Stored items from a collection:
## begin

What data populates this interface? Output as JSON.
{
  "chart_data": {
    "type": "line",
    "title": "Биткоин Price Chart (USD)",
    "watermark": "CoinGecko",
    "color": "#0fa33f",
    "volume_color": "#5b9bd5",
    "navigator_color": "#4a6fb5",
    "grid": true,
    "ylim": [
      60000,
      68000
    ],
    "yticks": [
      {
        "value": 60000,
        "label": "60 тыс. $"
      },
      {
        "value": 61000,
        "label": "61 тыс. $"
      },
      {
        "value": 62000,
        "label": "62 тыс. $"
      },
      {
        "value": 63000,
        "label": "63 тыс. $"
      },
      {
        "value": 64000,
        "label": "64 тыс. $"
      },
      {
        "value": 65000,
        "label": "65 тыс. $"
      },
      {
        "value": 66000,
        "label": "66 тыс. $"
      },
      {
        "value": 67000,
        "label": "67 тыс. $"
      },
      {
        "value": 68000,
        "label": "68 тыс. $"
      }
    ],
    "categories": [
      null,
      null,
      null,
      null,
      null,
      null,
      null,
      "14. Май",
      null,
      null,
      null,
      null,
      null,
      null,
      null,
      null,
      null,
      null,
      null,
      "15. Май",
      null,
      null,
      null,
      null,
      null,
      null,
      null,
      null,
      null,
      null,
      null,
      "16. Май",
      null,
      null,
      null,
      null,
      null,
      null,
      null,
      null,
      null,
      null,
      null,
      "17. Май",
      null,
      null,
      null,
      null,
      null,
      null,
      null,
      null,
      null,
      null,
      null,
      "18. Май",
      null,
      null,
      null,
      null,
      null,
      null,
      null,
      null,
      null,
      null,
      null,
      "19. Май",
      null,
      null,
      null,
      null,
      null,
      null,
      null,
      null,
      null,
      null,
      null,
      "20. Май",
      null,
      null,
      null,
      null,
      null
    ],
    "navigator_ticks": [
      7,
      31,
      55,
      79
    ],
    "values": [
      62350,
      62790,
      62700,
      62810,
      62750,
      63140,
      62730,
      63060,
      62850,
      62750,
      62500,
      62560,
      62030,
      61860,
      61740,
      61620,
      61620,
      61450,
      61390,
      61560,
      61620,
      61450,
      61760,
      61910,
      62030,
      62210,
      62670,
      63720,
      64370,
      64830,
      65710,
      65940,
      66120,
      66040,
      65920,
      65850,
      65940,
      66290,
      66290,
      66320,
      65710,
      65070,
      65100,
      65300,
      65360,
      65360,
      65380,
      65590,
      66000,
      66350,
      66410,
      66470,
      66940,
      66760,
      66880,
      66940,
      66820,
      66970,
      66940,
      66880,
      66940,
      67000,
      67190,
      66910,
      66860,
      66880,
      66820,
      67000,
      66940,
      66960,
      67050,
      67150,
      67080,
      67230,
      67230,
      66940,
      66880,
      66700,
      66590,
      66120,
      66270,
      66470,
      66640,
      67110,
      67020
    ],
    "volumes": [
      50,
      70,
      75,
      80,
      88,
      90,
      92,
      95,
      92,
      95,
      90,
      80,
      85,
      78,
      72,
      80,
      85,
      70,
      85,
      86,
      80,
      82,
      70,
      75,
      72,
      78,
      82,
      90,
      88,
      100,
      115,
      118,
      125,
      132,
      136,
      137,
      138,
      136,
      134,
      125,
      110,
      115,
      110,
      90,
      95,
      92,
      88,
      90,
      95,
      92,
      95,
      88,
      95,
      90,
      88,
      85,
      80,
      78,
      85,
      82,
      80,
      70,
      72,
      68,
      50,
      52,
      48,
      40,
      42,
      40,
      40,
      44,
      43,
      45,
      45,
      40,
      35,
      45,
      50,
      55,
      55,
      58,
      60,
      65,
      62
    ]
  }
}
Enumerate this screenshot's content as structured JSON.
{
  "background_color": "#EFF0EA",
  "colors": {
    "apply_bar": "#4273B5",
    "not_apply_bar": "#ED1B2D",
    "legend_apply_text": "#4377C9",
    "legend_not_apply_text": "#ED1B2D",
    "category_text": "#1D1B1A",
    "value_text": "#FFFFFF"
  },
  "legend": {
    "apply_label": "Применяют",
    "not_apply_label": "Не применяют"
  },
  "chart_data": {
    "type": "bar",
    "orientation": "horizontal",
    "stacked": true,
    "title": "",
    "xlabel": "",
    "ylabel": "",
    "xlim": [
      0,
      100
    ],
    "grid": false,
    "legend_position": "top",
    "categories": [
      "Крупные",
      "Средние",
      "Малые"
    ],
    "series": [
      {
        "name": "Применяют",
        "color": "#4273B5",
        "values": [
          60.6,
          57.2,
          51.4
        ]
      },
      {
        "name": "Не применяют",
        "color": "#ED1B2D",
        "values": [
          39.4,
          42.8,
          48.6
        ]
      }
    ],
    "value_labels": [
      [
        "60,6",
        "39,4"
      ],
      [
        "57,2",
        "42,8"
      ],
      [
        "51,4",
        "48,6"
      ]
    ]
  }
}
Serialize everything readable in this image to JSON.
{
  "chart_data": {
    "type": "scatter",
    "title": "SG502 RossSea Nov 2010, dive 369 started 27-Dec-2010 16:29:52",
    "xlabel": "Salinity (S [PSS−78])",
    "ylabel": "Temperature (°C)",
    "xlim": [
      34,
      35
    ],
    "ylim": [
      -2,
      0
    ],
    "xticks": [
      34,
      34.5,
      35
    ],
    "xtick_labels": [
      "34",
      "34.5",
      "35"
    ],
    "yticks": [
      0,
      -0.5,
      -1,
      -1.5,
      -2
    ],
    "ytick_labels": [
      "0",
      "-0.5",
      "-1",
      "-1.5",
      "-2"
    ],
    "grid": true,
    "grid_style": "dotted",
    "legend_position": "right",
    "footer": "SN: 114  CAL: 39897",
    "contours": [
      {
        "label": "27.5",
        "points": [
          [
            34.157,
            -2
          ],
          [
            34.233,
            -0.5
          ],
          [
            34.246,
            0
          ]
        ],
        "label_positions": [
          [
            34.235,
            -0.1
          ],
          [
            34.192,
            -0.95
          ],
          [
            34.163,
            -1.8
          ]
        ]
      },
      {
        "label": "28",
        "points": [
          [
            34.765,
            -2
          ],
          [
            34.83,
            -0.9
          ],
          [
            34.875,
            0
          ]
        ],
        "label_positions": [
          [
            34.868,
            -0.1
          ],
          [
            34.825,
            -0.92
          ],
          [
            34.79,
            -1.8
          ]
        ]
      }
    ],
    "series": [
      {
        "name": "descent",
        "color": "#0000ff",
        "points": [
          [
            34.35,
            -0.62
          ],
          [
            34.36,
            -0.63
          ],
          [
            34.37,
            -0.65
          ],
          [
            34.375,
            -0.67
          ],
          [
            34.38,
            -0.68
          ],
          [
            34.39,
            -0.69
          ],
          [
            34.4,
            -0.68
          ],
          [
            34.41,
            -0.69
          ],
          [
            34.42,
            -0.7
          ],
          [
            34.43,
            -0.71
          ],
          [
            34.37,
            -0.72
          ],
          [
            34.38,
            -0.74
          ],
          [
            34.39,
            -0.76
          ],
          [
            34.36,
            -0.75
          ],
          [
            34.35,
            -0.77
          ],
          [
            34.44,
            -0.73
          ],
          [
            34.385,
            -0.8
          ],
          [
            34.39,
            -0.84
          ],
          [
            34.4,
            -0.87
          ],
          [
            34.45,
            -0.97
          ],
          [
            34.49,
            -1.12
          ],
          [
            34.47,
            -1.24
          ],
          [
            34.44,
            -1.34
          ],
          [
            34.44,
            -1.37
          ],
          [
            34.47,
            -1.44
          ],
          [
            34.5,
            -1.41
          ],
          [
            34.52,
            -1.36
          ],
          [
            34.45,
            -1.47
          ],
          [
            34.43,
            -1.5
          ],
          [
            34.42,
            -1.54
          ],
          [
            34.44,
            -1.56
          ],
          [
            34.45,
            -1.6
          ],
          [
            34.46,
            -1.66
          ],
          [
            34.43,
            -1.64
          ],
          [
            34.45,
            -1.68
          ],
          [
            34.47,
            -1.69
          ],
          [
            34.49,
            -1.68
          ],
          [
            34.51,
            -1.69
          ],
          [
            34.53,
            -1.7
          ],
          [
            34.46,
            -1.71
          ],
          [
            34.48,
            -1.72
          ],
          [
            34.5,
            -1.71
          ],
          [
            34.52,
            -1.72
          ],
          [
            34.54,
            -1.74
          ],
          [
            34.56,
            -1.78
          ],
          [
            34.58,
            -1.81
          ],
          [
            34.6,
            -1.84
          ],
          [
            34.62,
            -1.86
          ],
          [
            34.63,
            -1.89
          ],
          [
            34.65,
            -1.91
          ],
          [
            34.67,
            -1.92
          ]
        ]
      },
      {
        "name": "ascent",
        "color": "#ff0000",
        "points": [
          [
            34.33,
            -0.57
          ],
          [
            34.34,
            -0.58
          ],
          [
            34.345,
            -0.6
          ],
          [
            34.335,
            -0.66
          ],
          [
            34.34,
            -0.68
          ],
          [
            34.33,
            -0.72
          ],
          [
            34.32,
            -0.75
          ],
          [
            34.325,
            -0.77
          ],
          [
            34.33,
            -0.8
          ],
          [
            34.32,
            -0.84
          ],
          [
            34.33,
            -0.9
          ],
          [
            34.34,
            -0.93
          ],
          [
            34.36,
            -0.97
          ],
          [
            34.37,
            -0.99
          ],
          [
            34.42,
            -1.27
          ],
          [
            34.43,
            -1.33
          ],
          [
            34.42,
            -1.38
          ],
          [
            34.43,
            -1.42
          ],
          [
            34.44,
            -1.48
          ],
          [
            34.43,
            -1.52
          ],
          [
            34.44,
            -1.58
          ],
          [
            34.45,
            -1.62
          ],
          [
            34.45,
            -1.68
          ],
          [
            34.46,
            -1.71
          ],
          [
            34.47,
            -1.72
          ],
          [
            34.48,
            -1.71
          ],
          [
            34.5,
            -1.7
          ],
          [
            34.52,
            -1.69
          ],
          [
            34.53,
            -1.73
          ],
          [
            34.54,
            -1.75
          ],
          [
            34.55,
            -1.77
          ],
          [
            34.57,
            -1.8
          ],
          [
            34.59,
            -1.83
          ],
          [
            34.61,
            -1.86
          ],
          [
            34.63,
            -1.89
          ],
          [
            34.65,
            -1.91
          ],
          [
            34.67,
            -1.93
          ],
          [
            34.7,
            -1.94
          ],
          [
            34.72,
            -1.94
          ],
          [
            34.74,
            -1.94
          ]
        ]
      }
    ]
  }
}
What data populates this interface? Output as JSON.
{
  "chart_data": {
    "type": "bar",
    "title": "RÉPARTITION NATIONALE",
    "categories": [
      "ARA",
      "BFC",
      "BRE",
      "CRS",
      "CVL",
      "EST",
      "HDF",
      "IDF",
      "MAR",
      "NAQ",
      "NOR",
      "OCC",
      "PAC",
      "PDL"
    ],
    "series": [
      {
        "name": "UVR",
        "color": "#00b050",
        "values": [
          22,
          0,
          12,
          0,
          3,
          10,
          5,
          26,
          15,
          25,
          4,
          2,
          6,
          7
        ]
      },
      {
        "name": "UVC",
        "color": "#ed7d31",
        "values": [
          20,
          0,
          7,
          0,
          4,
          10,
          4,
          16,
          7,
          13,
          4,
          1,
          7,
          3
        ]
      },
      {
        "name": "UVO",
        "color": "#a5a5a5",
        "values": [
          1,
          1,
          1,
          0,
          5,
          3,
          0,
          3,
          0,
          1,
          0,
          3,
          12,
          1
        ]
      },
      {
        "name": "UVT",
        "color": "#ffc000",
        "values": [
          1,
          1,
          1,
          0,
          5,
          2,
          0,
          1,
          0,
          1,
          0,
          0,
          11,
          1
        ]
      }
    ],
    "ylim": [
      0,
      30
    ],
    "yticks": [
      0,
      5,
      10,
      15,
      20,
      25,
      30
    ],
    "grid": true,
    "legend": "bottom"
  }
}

## end

EXERCISE DIRECTIONS:
State the count of lines with the word "title" in them, and write nothing else.

EXERCISE ANSWER:
4